=== Extracted records ===

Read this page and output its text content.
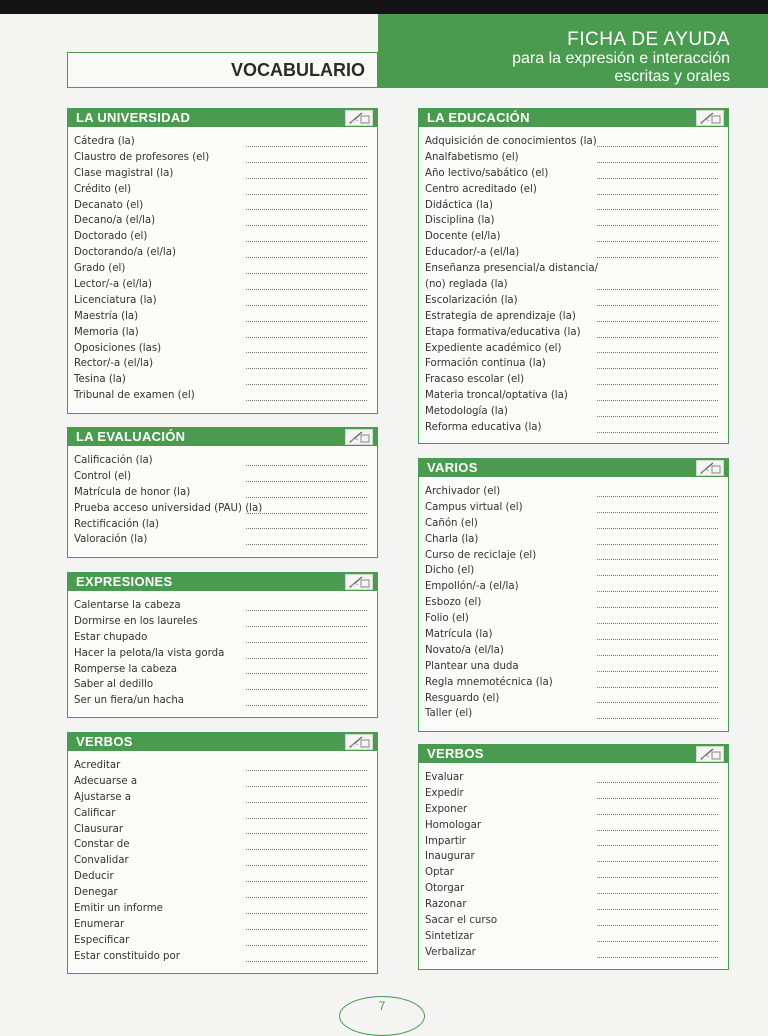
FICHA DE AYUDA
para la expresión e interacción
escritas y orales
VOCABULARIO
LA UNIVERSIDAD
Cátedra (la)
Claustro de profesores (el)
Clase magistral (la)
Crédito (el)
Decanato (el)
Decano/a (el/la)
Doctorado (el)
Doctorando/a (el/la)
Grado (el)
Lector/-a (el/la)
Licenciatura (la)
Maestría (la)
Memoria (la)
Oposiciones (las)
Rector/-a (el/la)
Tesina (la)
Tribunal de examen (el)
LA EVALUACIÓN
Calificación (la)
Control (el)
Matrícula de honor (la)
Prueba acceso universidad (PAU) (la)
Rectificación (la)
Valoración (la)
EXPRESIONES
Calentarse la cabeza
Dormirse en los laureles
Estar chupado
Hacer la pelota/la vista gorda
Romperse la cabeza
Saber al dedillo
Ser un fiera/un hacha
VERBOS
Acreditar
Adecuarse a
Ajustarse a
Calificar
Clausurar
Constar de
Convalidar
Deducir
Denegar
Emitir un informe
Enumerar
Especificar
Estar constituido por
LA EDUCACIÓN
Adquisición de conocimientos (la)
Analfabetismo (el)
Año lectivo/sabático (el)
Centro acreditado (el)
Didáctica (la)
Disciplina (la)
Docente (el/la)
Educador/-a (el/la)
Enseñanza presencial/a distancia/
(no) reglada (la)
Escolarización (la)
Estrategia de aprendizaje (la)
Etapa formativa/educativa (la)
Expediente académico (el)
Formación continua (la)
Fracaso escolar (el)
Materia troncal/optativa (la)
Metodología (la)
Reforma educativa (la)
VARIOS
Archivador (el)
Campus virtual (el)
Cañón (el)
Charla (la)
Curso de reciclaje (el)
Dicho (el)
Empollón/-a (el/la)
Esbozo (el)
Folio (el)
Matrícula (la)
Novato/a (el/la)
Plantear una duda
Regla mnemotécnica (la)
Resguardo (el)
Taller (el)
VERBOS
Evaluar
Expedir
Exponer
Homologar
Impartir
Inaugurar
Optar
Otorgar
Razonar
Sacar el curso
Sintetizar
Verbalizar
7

===
=== Extracted records ===

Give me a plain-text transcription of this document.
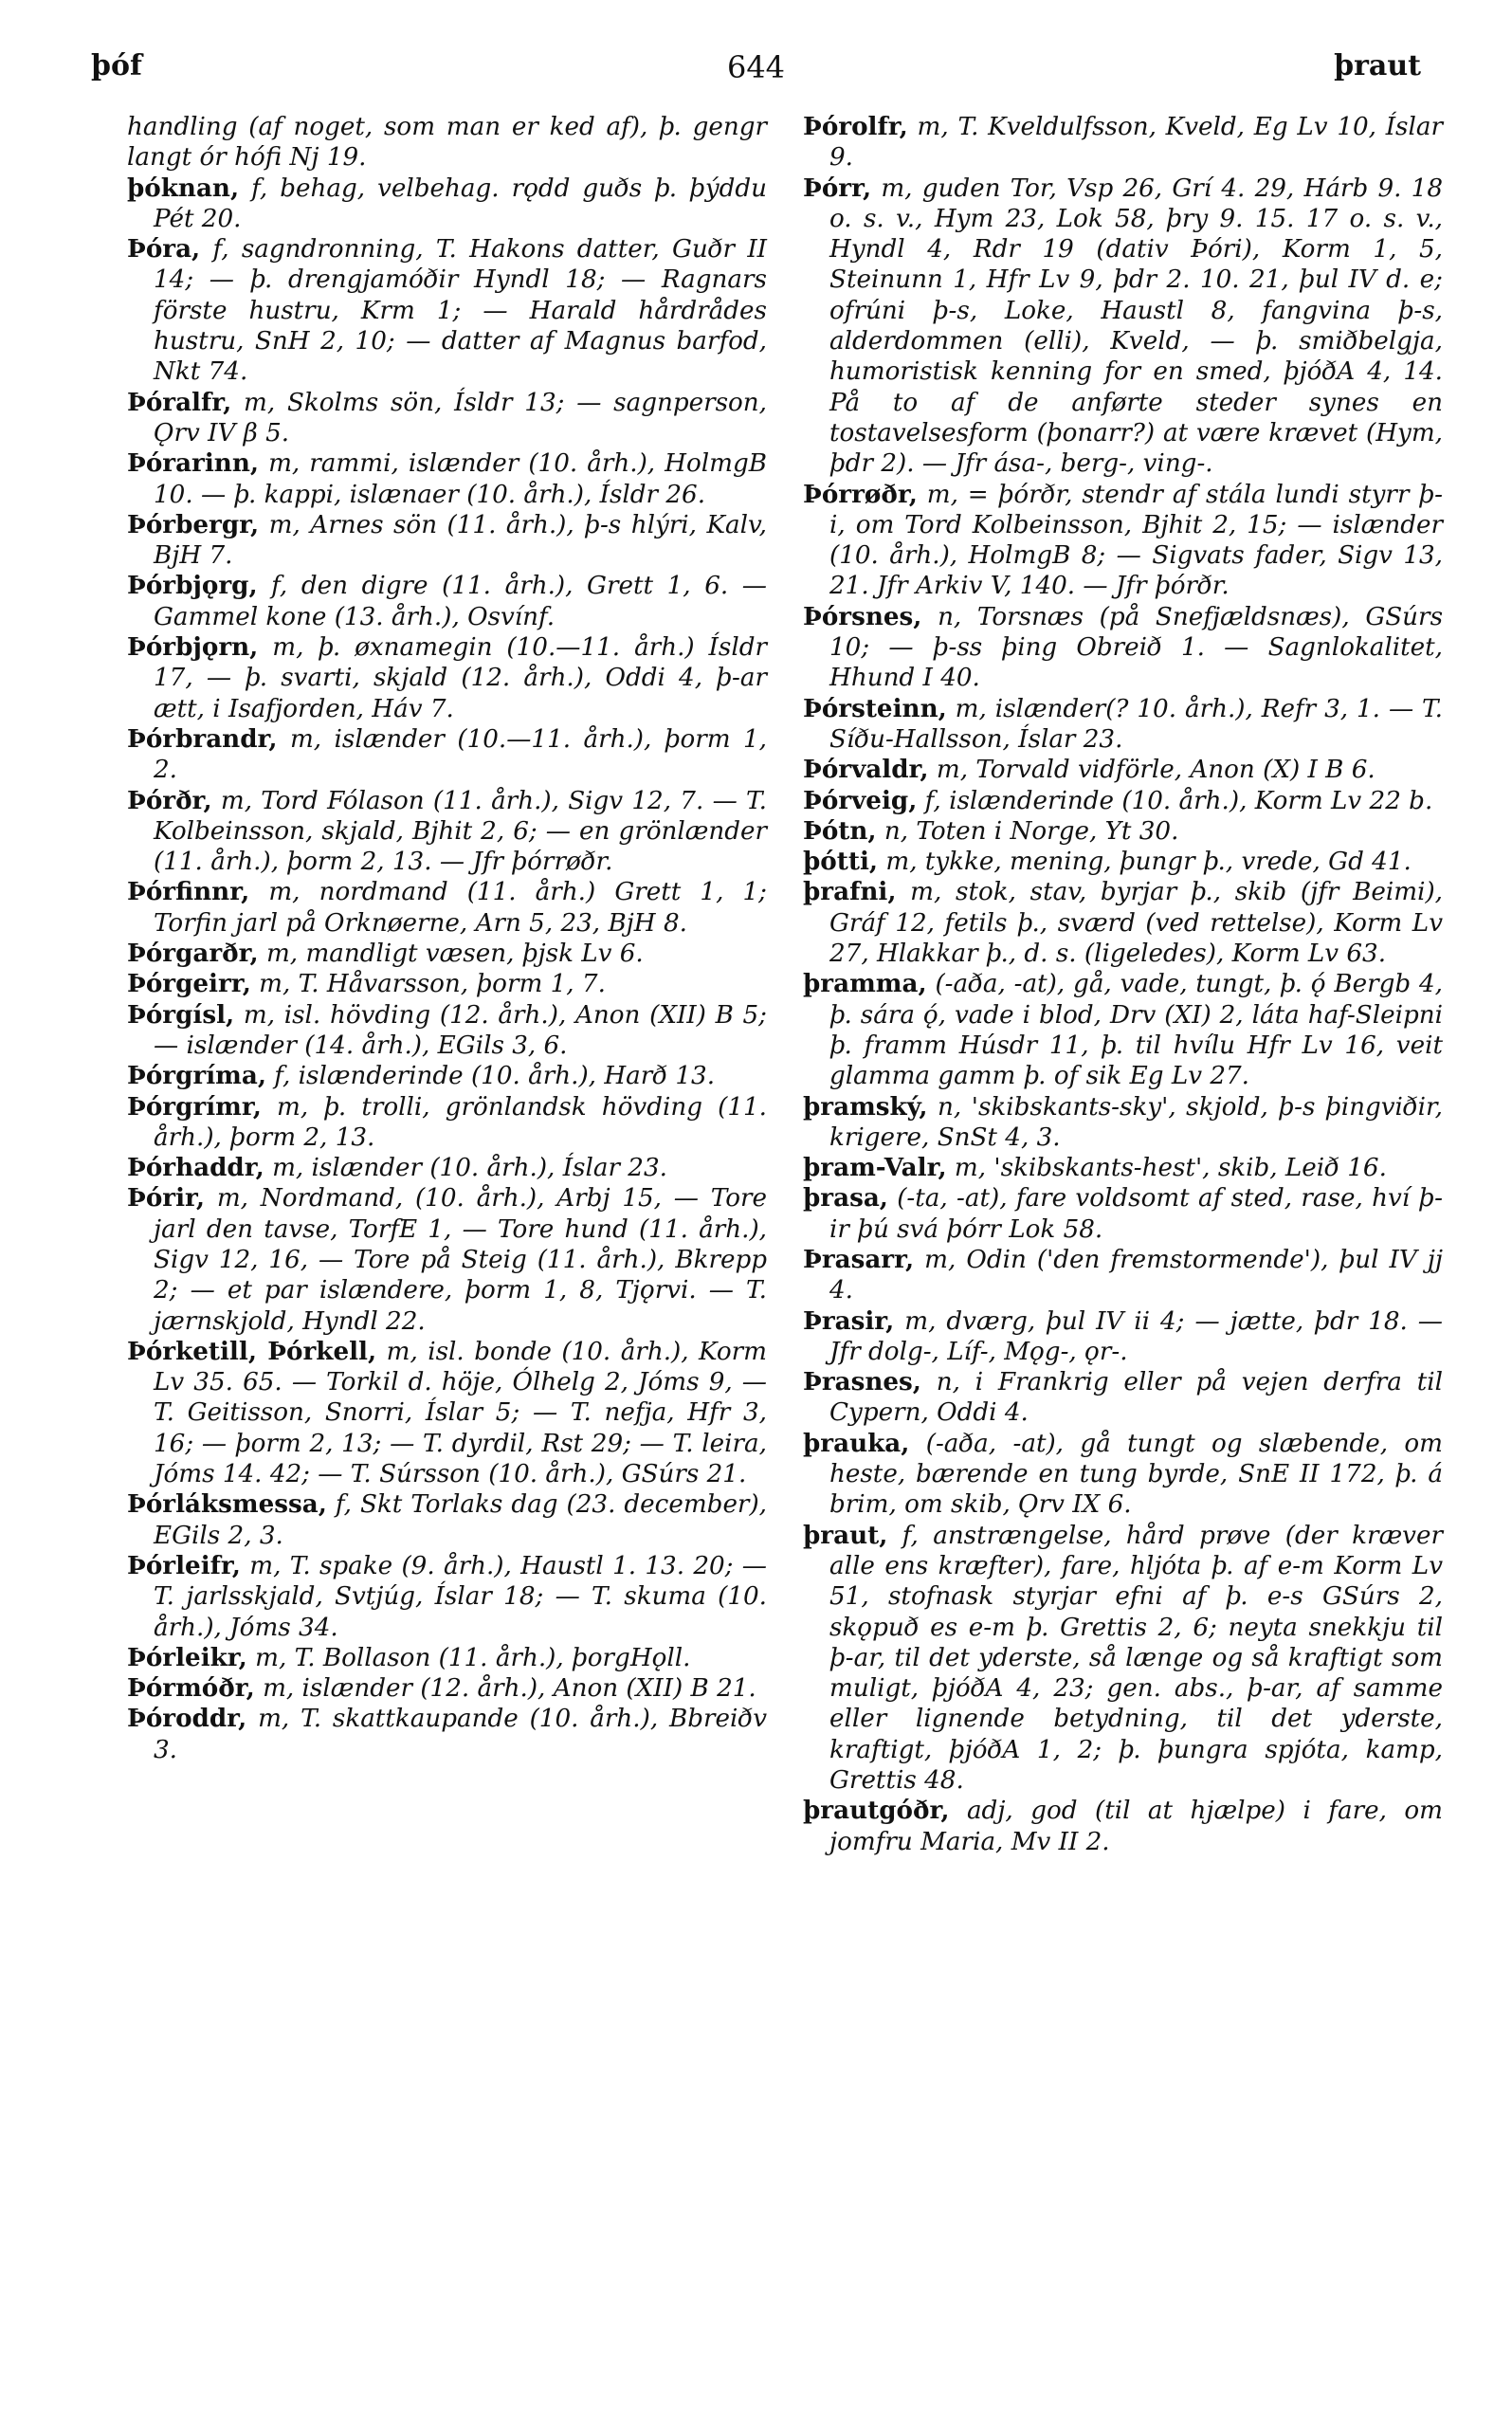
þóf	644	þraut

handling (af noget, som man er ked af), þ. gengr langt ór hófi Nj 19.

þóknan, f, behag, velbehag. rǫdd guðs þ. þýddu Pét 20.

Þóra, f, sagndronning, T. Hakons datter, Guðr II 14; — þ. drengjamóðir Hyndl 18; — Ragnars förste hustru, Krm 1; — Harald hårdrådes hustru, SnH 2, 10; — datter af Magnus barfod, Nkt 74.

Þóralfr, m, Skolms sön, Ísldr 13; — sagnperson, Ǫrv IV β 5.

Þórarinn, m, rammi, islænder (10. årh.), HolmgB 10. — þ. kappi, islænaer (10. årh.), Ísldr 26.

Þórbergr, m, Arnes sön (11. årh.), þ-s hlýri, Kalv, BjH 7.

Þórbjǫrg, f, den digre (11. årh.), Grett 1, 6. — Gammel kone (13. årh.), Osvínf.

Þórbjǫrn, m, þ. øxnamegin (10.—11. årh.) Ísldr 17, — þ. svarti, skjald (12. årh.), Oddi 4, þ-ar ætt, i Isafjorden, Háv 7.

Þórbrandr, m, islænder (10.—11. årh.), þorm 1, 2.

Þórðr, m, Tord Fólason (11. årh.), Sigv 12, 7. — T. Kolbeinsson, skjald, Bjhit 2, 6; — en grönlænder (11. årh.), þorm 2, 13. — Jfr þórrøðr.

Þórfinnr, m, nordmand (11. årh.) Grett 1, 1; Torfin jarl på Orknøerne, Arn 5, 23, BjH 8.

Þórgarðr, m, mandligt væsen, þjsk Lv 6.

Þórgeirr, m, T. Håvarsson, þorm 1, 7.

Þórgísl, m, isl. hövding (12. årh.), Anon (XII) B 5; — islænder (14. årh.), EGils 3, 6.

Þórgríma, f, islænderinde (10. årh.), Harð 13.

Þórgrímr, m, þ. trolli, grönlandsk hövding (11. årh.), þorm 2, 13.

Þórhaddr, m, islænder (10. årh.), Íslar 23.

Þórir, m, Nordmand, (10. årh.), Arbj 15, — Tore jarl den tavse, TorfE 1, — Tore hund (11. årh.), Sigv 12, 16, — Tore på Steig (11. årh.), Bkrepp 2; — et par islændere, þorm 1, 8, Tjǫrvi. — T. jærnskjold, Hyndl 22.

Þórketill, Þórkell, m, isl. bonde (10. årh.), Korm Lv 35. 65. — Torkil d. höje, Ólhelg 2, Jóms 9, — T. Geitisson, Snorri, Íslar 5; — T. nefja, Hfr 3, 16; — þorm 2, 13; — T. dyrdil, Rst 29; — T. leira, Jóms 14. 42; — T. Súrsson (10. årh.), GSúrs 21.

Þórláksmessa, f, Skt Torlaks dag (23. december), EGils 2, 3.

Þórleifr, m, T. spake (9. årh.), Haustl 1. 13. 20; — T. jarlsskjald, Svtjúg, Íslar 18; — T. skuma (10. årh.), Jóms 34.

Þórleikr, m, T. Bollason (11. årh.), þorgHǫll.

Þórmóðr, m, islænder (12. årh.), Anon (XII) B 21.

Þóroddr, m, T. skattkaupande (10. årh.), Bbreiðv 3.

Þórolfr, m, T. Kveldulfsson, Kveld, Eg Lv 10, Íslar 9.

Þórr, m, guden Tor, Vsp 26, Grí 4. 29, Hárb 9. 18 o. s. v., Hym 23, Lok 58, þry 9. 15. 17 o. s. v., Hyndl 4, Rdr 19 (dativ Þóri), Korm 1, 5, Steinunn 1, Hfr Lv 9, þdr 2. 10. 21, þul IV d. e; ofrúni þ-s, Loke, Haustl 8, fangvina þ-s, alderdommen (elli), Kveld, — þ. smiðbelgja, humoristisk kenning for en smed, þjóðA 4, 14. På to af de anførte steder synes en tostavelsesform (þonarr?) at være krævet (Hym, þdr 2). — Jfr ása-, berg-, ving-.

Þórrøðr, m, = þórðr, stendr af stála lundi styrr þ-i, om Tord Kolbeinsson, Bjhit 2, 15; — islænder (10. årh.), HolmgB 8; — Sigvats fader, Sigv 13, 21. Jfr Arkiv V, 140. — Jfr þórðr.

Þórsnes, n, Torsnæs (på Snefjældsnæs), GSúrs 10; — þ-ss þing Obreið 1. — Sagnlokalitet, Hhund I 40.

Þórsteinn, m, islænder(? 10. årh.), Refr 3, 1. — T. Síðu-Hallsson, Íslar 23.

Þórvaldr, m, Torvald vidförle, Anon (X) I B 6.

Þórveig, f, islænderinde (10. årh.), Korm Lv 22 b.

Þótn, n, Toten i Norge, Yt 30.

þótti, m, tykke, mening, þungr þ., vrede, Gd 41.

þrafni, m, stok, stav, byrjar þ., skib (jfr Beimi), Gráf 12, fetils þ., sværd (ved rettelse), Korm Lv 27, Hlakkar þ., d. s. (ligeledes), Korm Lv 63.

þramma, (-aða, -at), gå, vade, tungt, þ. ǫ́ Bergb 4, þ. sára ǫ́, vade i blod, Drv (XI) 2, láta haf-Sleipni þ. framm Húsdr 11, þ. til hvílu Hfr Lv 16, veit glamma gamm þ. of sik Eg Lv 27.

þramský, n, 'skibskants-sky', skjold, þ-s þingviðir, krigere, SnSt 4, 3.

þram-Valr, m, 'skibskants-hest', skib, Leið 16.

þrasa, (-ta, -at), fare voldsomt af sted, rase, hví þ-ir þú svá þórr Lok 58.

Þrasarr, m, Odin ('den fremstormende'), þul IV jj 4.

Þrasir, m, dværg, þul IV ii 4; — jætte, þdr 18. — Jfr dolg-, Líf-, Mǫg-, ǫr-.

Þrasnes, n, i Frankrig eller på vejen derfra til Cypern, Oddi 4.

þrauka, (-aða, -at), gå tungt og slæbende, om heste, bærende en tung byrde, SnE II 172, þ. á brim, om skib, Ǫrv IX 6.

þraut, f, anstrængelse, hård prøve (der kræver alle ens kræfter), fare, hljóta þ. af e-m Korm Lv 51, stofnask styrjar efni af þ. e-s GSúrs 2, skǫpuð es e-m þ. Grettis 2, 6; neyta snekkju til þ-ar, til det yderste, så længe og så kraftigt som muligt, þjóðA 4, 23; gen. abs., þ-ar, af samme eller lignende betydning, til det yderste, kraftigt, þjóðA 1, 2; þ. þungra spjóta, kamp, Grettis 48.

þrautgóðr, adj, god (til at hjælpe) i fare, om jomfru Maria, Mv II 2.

===
=== Extracted records ===

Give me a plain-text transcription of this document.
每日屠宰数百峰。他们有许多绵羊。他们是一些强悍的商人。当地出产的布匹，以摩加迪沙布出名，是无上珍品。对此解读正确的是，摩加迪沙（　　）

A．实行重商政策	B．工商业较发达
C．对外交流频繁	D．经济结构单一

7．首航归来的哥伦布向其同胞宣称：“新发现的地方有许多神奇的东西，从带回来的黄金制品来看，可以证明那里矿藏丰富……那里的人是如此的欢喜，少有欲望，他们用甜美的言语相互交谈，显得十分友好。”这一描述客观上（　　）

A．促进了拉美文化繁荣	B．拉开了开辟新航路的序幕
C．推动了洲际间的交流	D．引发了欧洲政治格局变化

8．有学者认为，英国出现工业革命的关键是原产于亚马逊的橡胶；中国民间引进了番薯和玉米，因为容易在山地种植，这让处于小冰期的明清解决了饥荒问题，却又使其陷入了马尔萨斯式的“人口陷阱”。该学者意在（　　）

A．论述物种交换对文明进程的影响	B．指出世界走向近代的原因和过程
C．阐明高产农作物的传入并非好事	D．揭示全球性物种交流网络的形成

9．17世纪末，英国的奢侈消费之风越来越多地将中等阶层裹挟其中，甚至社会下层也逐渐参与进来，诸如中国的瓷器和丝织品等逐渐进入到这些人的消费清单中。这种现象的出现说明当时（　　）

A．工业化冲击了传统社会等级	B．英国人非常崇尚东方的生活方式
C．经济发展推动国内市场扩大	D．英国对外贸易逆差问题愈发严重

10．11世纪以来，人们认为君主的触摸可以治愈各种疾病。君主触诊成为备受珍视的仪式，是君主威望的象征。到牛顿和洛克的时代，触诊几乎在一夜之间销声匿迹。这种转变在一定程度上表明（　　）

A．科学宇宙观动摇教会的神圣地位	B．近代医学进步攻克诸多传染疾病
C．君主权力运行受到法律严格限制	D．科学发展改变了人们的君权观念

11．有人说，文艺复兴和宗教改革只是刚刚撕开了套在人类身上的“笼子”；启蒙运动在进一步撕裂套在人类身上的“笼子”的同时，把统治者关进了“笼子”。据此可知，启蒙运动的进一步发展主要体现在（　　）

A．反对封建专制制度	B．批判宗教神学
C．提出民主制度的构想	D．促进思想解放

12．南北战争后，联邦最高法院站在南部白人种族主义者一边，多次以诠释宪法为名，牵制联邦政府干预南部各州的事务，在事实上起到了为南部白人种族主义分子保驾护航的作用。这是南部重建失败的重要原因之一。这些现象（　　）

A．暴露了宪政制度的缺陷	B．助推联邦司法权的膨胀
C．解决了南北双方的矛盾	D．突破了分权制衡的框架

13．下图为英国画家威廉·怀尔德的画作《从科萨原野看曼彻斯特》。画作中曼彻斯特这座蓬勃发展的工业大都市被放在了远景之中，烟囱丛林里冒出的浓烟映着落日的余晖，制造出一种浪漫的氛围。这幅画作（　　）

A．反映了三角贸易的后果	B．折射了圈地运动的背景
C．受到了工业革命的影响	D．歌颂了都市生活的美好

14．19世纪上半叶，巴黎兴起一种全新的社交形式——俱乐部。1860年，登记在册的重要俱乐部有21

===

Task requirements: Return only the number of lines in the data that contain "Haustl".

Worked answer: 2